• _CHALLENGE_
From the listing below, work out how many lines contain "Spørsmål". Reply with that number only.

(Dataset items)
## begin
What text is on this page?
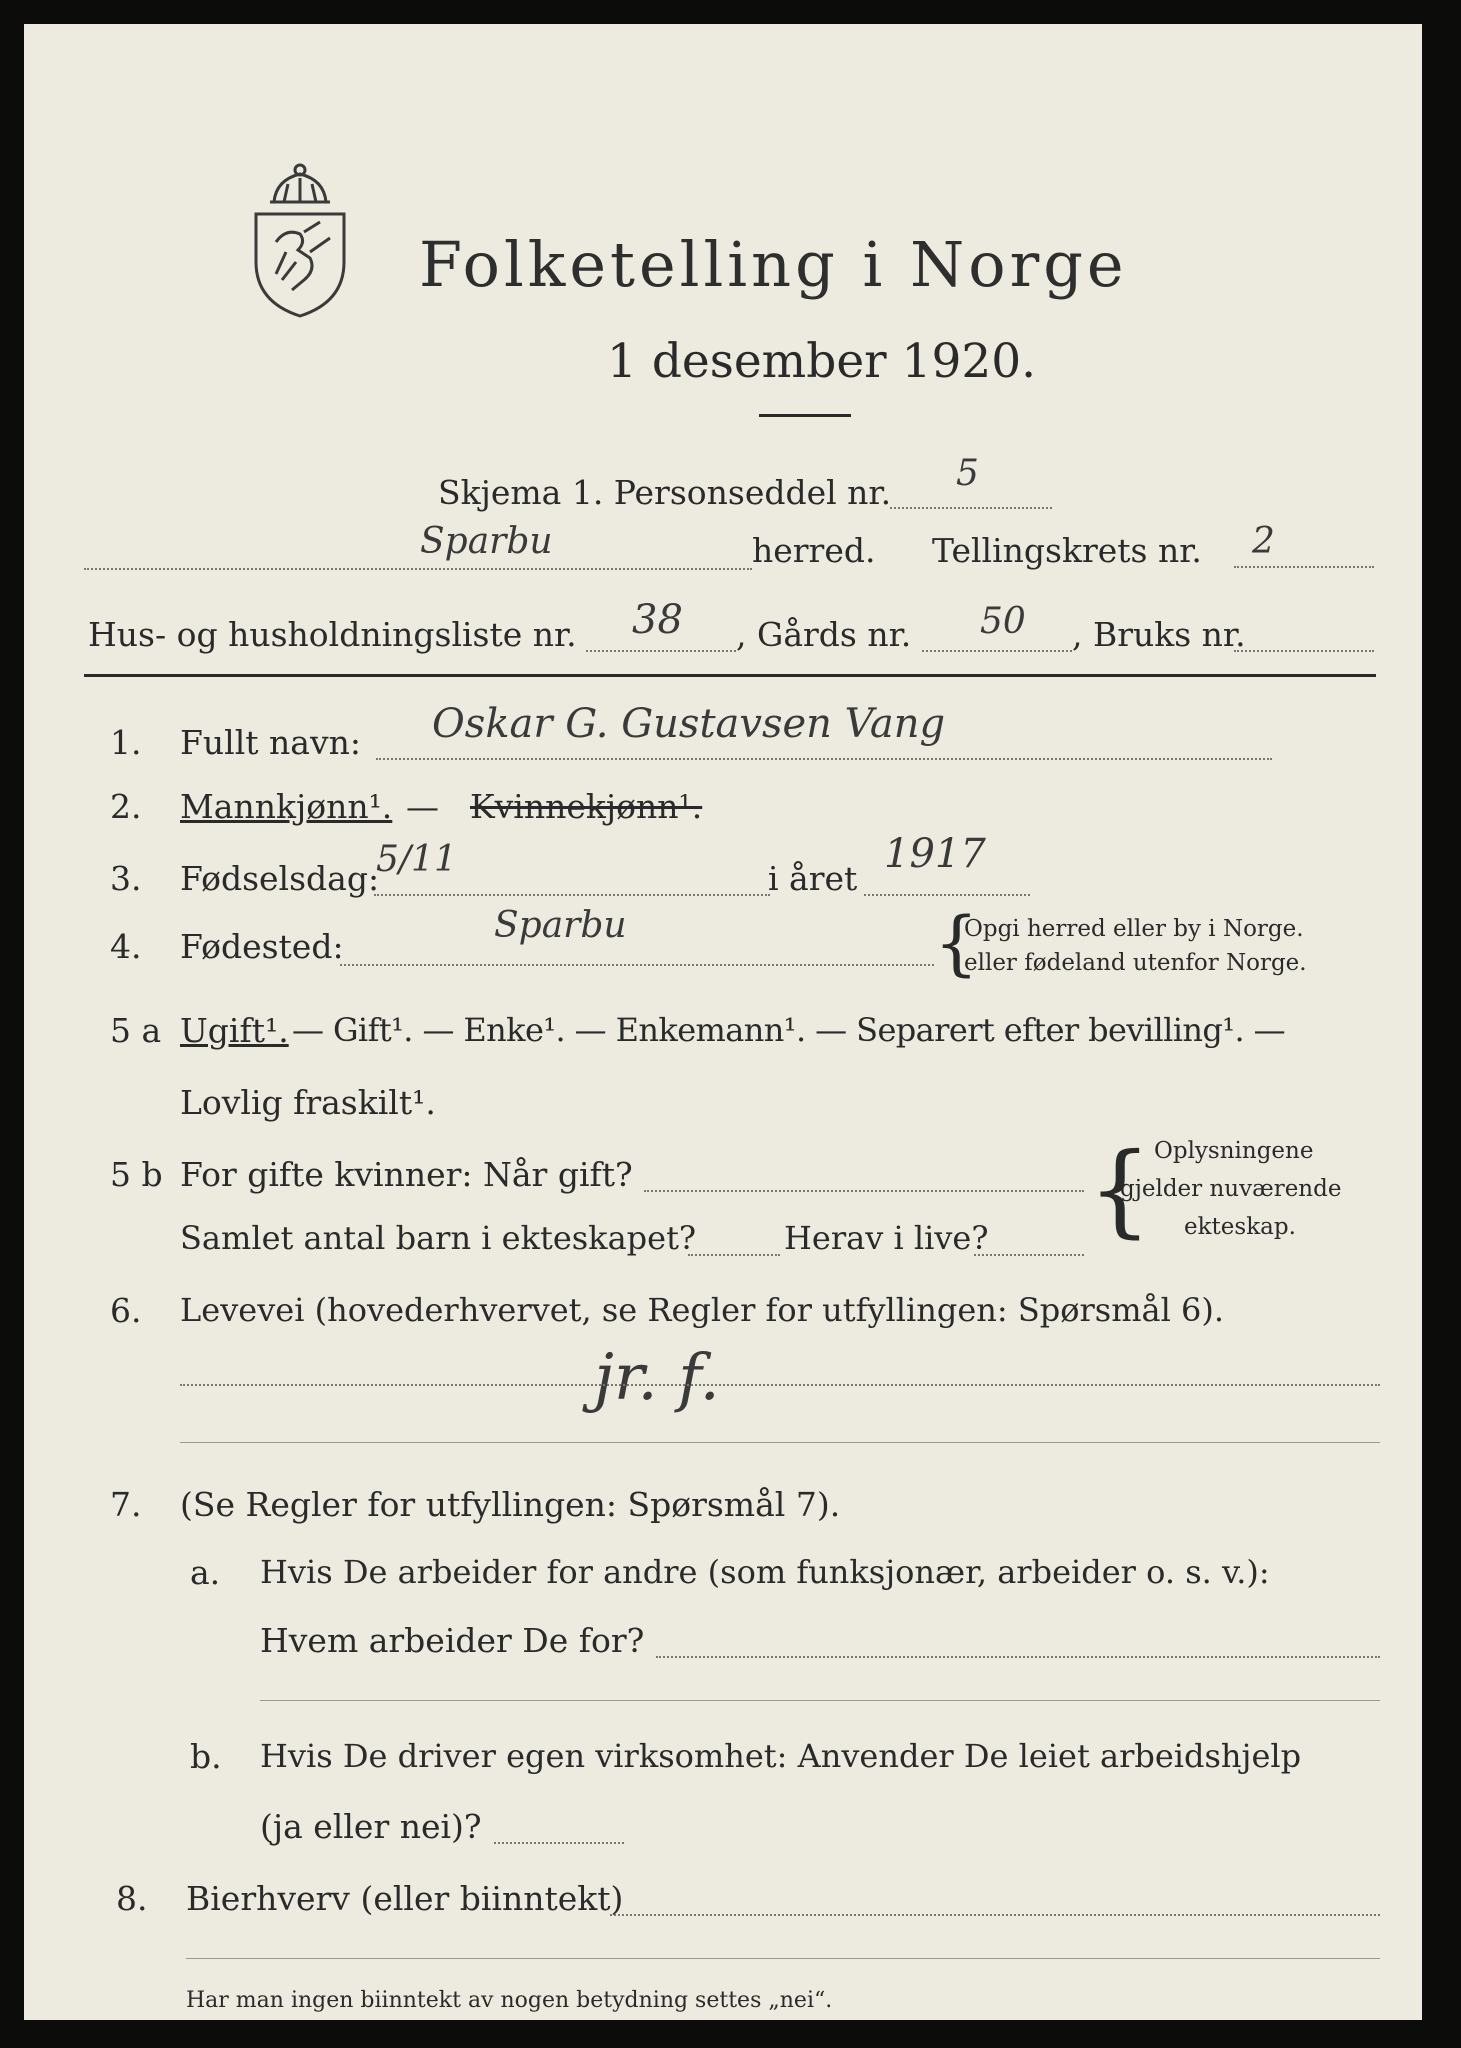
Folketelling i Norge
1 desember 1920.
Skjema 1. Personseddel nr. 5
Sparbu	herred. Tellingskrets nr. 2
Hus- og husholdningsliste nr. 38 , Gårds nr. 50 , Bruks nr.
1. Fullt navn: Oskar G. Gustavsen Vang
2. Mannkjønn¹. — Kvinnekjønn¹.
3. Fødselsdag:
5/11	i året
1917
4. Fødested:
Sparbu	{
Opgi herred eller by i Norge.
eller fødeland utenfor Norge.
5 a Ugift¹. — Gift¹. — Enke¹. — Enkemann¹. — Separert efter bevilling¹. —
Lovlig fraskilt¹.
5 b For gifte kvinner: Når gift?
Samlet antal barn i ekteskapet?	Herav i live? { Oplysningene
gjelder nuværende
ekteskap.
6. Levevei (hovederhvervet, se Regler for utfyllingen: Spørsmål 6).
jr. f.
7. (Se Regler for utfyllingen: Spørsmål 7).
a. Hvis De arbeider for andre (som funksjonær, arbeider o. s. v.):
Hvem arbeider De for?
b. Hvis De driver egen virksomhet: Anvender De leiet arbeidshjelp
(ja eller nei)?
8. Bierhverv (eller biinntekt)
Har man ingen biinntekt av nogen betydning settes „nei“.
## end
• _COMPLETE OUTPUT_
2